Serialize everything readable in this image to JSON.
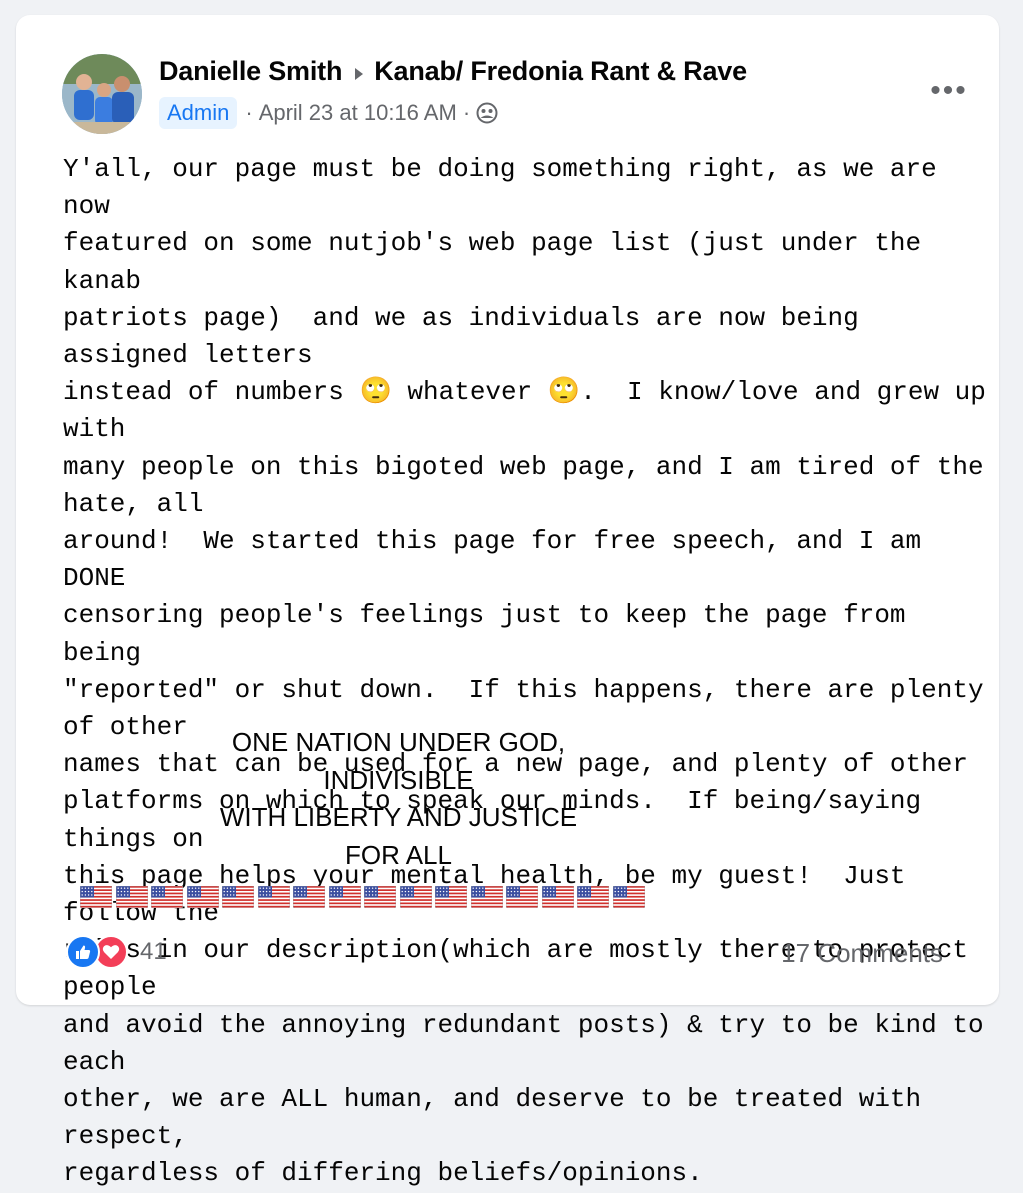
{
  "post": {
    "author": "Danielle Smith",
    "group": "Kanab/ Fredonia Rant & Rave",
    "badge": "Admin",
    "timestamp": "April 23 at 10:16 AM",
    "separator": "·",
    "audience_icon": "group-audience-icon",
    "more_label": "•••",
    "body": "Y'all, our page must be doing something right, as we are now\nfeatured on some nutjob's web page list (just under the kanab\npatriots page)  and we as individuals are now being assigned letters\ninstead of numbers 🙄 whatever 🙄.  I know/love and grew up with\nmany people on this bigoted web page, and I am tired of the hate, all\naround!  We started this page for free speech, and I am DONE\ncensoring people's feelings just to keep the page from being\n\"reported\" or shut down.  If this happens, there are plenty of other\nnames that can be used for a new page, and plenty of other\nplatforms on which to speak our minds.  If being/saying things on\nthis page helps your mental health, be my guest!  Just follow the\nrules in our description(which are mostly there to protect people\nand avoid the annoying redundant posts) & try to be kind to each\nother, we are ALL human, and deserve to be treated with respect,\nregardless of differing beliefs/opinions.",
    "pledge": [
      "ONE NATION UNDER GOD,",
      "INDIVISIBLE",
      "WITH LIBERTY AND JUSTICE",
      "FOR ALL"
    ],
    "flag_count": 16
  },
  "footer": {
    "reaction_count": "41",
    "comments": "17 Comments"
  },
  "colors": {
    "accent": "#1877f2",
    "love": "#f33e58",
    "secondary_text": "#65676b",
    "badge_bg": "#e7f3ff"
  }
}
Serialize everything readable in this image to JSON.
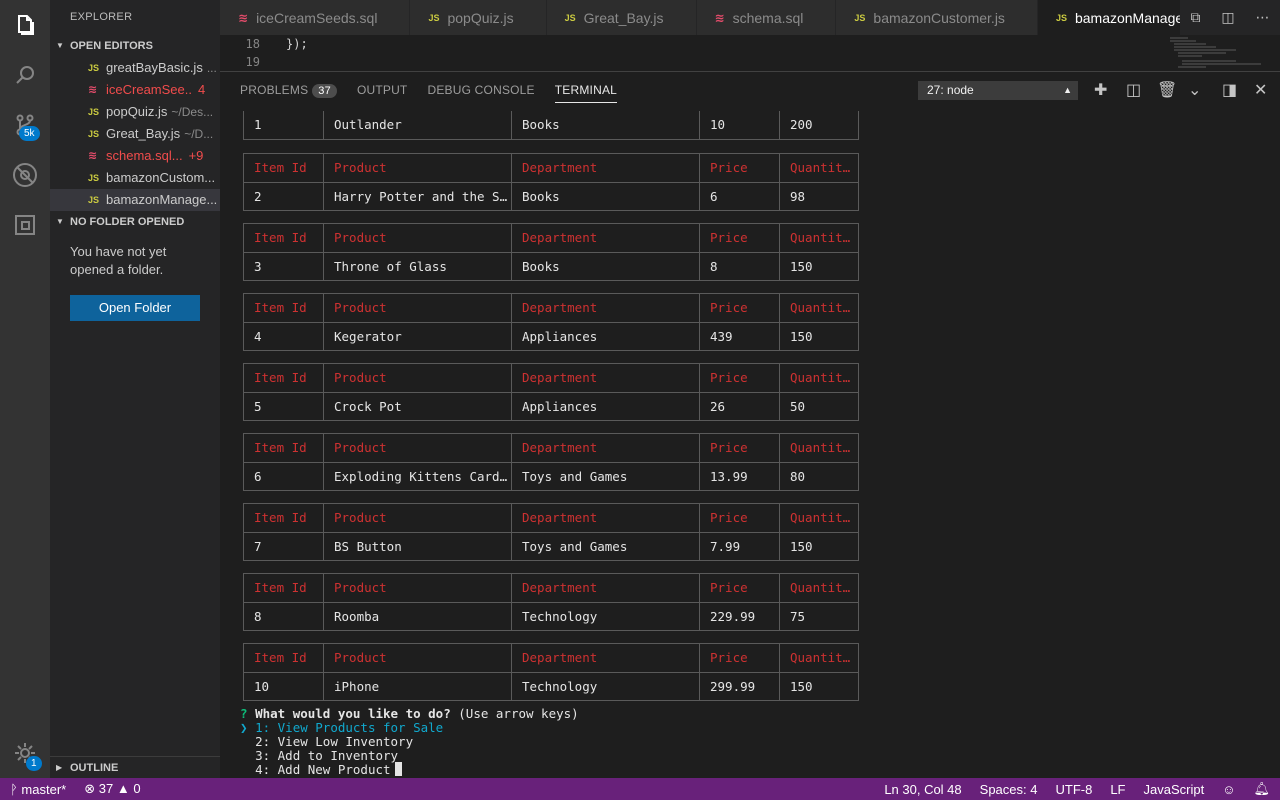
{
  "sidebar": {
    "title": "EXPLORER",
    "open_editors_label": "OPEN EDITORS",
    "open_editors": [
      {
        "icon": "JS",
        "name": "greatBayBasic.js",
        "path": "...",
        "count": "",
        "error": false
      },
      {
        "icon": "db",
        "name": "iceCreamSee..",
        "path": "",
        "count": "4",
        "error": true
      },
      {
        "icon": "JS",
        "name": "popQuiz.js",
        "path": "~/Des...",
        "count": "",
        "error": false
      },
      {
        "icon": "JS",
        "name": "Great_Bay.js",
        "path": "~/D...",
        "count": "",
        "error": false
      },
      {
        "icon": "db",
        "name": "schema.sql...",
        "path": "",
        "count": "+9",
        "error": true
      },
      {
        "icon": "JS",
        "name": "bamazonCustom...",
        "path": "",
        "count": "",
        "error": false
      },
      {
        "icon": "JS",
        "name": "bamazonManage...",
        "path": "",
        "count": "",
        "error": false
      }
    ],
    "no_folder_label": "NO FOLDER OPENED",
    "no_folder_msg": "You have not yet opened a folder.",
    "open_folder_button": "Open Folder",
    "outline_label": "OUTLINE"
  },
  "activity": {
    "scm_badge": "5k",
    "settings_badge": "1"
  },
  "tabs": [
    {
      "icon": "db",
      "label": "iceCreamSeeds.sql",
      "active": false
    },
    {
      "icon": "JS",
      "label": "popQuiz.js",
      "active": false
    },
    {
      "icon": "JS",
      "label": "Great_Bay.js",
      "active": false
    },
    {
      "icon": "db",
      "label": "schema.sql",
      "active": false
    },
    {
      "icon": "JS",
      "label": "bamazonCustomer.js",
      "active": false
    },
    {
      "icon": "JS",
      "label": "bamazonManager.js",
      "active": true
    }
  ],
  "editor": {
    "lines": [
      {
        "num": "18",
        "code": "});"
      },
      {
        "num": "19",
        "code": ""
      }
    ]
  },
  "panel": {
    "tabs": [
      {
        "label": "PROBLEMS",
        "count": "37",
        "active": false
      },
      {
        "label": "OUTPUT",
        "count": "",
        "active": false
      },
      {
        "label": "DEBUG CONSOLE",
        "count": "",
        "active": false
      },
      {
        "label": "TERMINAL",
        "count": "",
        "active": true
      }
    ],
    "terminal_select": "27: node"
  },
  "terminal": {
    "headers": [
      "Item Id",
      "Product",
      "Department",
      "Price",
      "Quantit…"
    ],
    "first_row": [
      "1",
      "Outlander",
      "Books",
      "10",
      "200"
    ],
    "tables": [
      [
        "2",
        "Harry Potter and the S…",
        "Books",
        "6",
        "98"
      ],
      [
        "3",
        "Throne of Glass",
        "Books",
        "8",
        "150"
      ],
      [
        "4",
        "Kegerator",
        "Appliances",
        "439",
        "150"
      ],
      [
        "5",
        "Crock Pot",
        "Appliances",
        "26",
        "50"
      ],
      [
        "6",
        "Exploding Kittens Card…",
        "Toys and Games",
        "13.99",
        "80"
      ],
      [
        "7",
        "BS Button",
        "Toys and Games",
        "7.99",
        "150"
      ],
      [
        "8",
        "Roomba",
        "Technology",
        "229.99",
        "75"
      ],
      [
        "10",
        "iPhone",
        "Technology",
        "299.99",
        "150"
      ]
    ],
    "prompt_mark": "?",
    "prompt_question": "What would you like to do?",
    "prompt_hint": "(Use arrow keys)",
    "pointer": "❯",
    "options": [
      "1: View Products for Sale",
      "2: View Low Inventory",
      "3: Add to Inventory",
      "4: Add New Product"
    ]
  },
  "status": {
    "branch": "master*",
    "errors": "37",
    "warnings": "0",
    "position": "Ln 30, Col 48",
    "spaces": "Spaces: 4",
    "encoding": "UTF-8",
    "eol": "LF",
    "language": "JavaScript"
  },
  "colors": {
    "status_bar": "#68217a",
    "header_text": "#cd3131",
    "selected_option": "#11a8cd",
    "prompt_mark": "#0dbc79"
  }
}
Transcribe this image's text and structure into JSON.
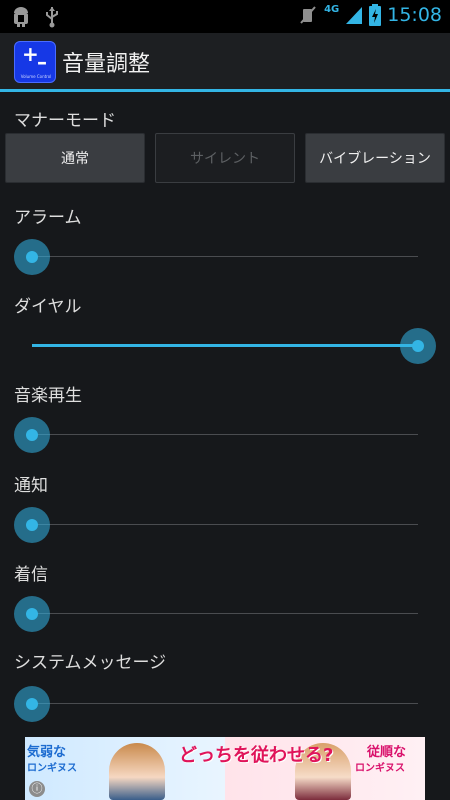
{
  "status_bar": {
    "time": "15:08",
    "network": "4G",
    "icons": [
      "android-debug-icon",
      "usb-icon",
      "mute-icon",
      "signal-icon",
      "battery-charging-icon"
    ]
  },
  "app": {
    "title": "音量調整",
    "icon_caption": "Volume Control"
  },
  "manner_mode": {
    "label": "マナーモード",
    "buttons": [
      {
        "label": "通常",
        "enabled": true
      },
      {
        "label": "サイレント",
        "enabled": false
      },
      {
        "label": "バイブレーション",
        "enabled": true
      }
    ]
  },
  "sliders": [
    {
      "label": "アラーム",
      "level": 0.0
    },
    {
      "label": "ダイヤル",
      "level": 1.0
    },
    {
      "label": "音楽再生",
      "level": 0.0
    },
    {
      "label": "通知",
      "level": 0.0
    },
    {
      "label": "着信",
      "level": 0.0
    },
    {
      "label": "システムメッセージ",
      "level": 0.0
    }
  ],
  "ad": {
    "left_text": "気弱な",
    "left_sub": "ロンギヌス",
    "center_text": "どっちを従わせる?",
    "right_text": "従順な",
    "right_sub": "ロンギヌス",
    "info_icon": "ⓘ"
  },
  "colors": {
    "accent": "#33b5e5",
    "background": "#16181b",
    "app_icon": "#1638e6"
  }
}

####################

*What you are asked to do:*
Leave out the pictures and print every line of the data exactly.

*Correct result:*
Serialize everything readable in this image to JSON.
{
  "post": {
    "author": "Danielle Smith",
    "group": "Kanab/ Fredonia Rant & Rave",
    "badge": "Admin",
    "timestamp": "April 23 at 10:16 AM",
    "separator": "·",
    "audience_icon": "group-audience-icon",
    "more_label": "•••",
    "body": "Y'all, our page must be doing something right, as we are now\nfeatured on some nutjob's web page list (just under the kanab\npatriots page)  and we as individuals are now being assigned letters\ninstead of numbers 🙄 whatever 🙄.  I know/love and grew up with\nmany people on this bigoted web page, and I am tired of the hate, all\naround!  We started this page for free speech, and I am DONE\ncensoring people's feelings just to keep the page from being\n\"reported\" or shut down.  If this happens, there are plenty of other\nnames that can be used for a new page, and plenty of other\nplatforms on which to speak our minds.  If being/saying things on\nthis page helps your mental health, be my guest!  Just follow the\nrules in our description(which are mostly there to protect people\nand avoid the annoying redundant posts) & try to be kind to each\nother, we are ALL human, and deserve to be treated with respect,\nregardless of differing beliefs/opinions.",
    "pledge": [
      "ONE NATION UNDER GOD,",
      "INDIVISIBLE",
      "WITH LIBERTY AND JUSTICE",
      "FOR ALL"
    ],
    "flag_count": 16
  },
  "footer": {
    "reaction_count": "41",
    "comments": "17 Comments"
  },
  "colors": {
    "accent": "#1877f2",
    "love": "#f33e58",
    "secondary_text": "#65676b",
    "badge_bg": "#e7f3ff"
  }
}
Serialize everything readable in this image to JSON.
{
  "sidebar": {
    "title": "EXPLORER",
    "open_editors_label": "OPEN EDITORS",
    "open_editors": [
      {
        "icon": "JS",
        "name": "greatBayBasic.js",
        "path": "...",
        "count": "",
        "error": false
      },
      {
        "icon": "db",
        "name": "iceCreamSee..",
        "path": "",
        "count": "4",
        "error": true
      },
      {
        "icon": "JS",
        "name": "popQuiz.js",
        "path": "~/Des...",
        "count": "",
        "error": false
      },
      {
        "icon": "JS",
        "name": "Great_Bay.js",
        "path": "~/D...",
        "count": "",
        "error": false
      },
      {
        "icon": "db",
        "name": "schema.sql...",
        "path": "",
        "count": "+9",
        "error": true
      },
      {
        "icon": "JS",
        "name": "bamazonCustom...",
        "path": "",
        "count": "",
        "error": false
      },
      {
        "icon": "JS",
        "name": "bamazonManage...",
        "path": "",
        "count": "",
        "error": false
      }
    ],
    "no_folder_label": "NO FOLDER OPENED",
    "no_folder_msg": "You have not yet opened a folder.",
    "open_folder_button": "Open Folder",
    "outline_label": "OUTLINE"
  },
  "activity": {
    "scm_badge": "5k",
    "settings_badge": "1"
  },
  "tabs": [
    {
      "icon": "db",
      "label": "iceCreamSeeds.sql",
      "active": false
    },
    {
      "icon": "JS",
      "label": "popQuiz.js",
      "active": false
    },
    {
      "icon": "JS",
      "label": "Great_Bay.js",
      "active": false
    },
    {
      "icon": "db",
      "label": "schema.sql",
      "active": false
    },
    {
      "icon": "JS",
      "label": "bamazonCustomer.js",
      "active": false
    },
    {
      "icon": "JS",
      "label": "bamazonManager.js",
      "active": true
    }
  ],
  "editor": {
    "lines": [
      {
        "num": "18",
        "code": "});"
      },
      {
        "num": "19",
        "code": ""
      }
    ]
  },
  "panel": {
    "tabs": [
      {
        "label": "PROBLEMS",
        "count": "37",
        "active": false
      },
      {
        "label": "OUTPUT",
        "count": "",
        "active": false
      },
      {
        "label": "DEBUG CONSOLE",
        "count": "",
        "active": false
      },
      {
        "label": "TERMINAL",
        "count": "",
        "active": true
      }
    ],
    "terminal_select": "27: node"
  },
  "terminal": {
    "headers": [
      "Item Id",
      "Product",
      "Department",
      "Price",
      "Quantit…"
    ],
    "first_row": [
      "1",
      "Outlander",
      "Books",
      "10",
      "200"
    ],
    "tables": [
      [
        "2",
        "Harry Potter and the S…",
        "Books",
        "6",
        "98"
      ],
      [
        "3",
        "Throne of Glass",
        "Books",
        "8",
        "150"
      ],
      [
        "4",
        "Kegerator",
        "Appliances",
        "439",
        "150"
      ],
      [
        "5",
        "Crock Pot",
        "Appliances",
        "26",
        "50"
      ],
      [
        "6",
        "Exploding Kittens Card…",
        "Toys and Games",
        "13.99",
        "80"
      ],
      [
        "7",
        "BS Button",
        "Toys and Games",
        "7.99",
        "150"
      ],
      [
        "8",
        "Roomba",
        "Technology",
        "229.99",
        "75"
      ],
      [
        "10",
        "iPhone",
        "Technology",
        "299.99",
        "150"
      ]
    ],
    "prompt_mark": "?",
    "prompt_question": "What would you like to do?",
    "prompt_hint": "(Use arrow keys)",
    "pointer": "❯",
    "options": [
      "1: View Products for Sale",
      "2: View Low Inventory",
      "3: Add to Inventory",
      "4: Add New Product"
    ]
  },
  "status": {
    "branch": "master*",
    "errors": "37",
    "warnings": "0",
    "position": "Ln 30, Col 48",
    "spaces": "Spaces: 4",
    "encoding": "UTF-8",
    "eol": "LF",
    "language": "JavaScript"
  },
  "colors": {
    "status_bar": "#68217a",
    "header_text": "#cd3131",
    "selected_option": "#11a8cd",
    "prompt_mark": "#0dbc79"
  }
}
Transcribe this image's text and structure into JSON.
{
  "status_bar": {
    "time": "15:08",
    "network": "4G",
    "icons": [
      "android-debug-icon",
      "usb-icon",
      "mute-icon",
      "signal-icon",
      "battery-charging-icon"
    ]
  },
  "app": {
    "title": "音量調整",
    "icon_caption": "Volume Control"
  },
  "manner_mode": {
    "label": "マナーモード",
    "buttons": [
      {
        "label": "通常",
        "enabled": true
      },
      {
        "label": "サイレント",
        "enabled": false
      },
      {
        "label": "バイブレーション",
        "enabled": true
      }
    ]
  },
  "sliders": [
    {
      "label": "アラーム",
      "level": 0.0
    },
    {
      "label": "ダイヤル",
      "level": 1.0
    },
    {
      "label": "音楽再生",
      "level": 0.0
    },
    {
      "label": "通知",
      "level": 0.0
    },
    {
      "label": "着信",
      "level": 0.0
    },
    {
      "label": "システムメッセージ",
      "level": 0.0
    }
  ],
  "ad": {
    "left_text": "気弱な",
    "left_sub": "ロンギヌス",
    "center_text": "どっちを従わせる?",
    "right_text": "従順な",
    "right_sub": "ロンギヌス",
    "info_icon": "ⓘ"
  },
  "colors": {
    "accent": "#33b5e5",
    "background": "#16181b",
    "app_icon": "#1638e6"
  }
}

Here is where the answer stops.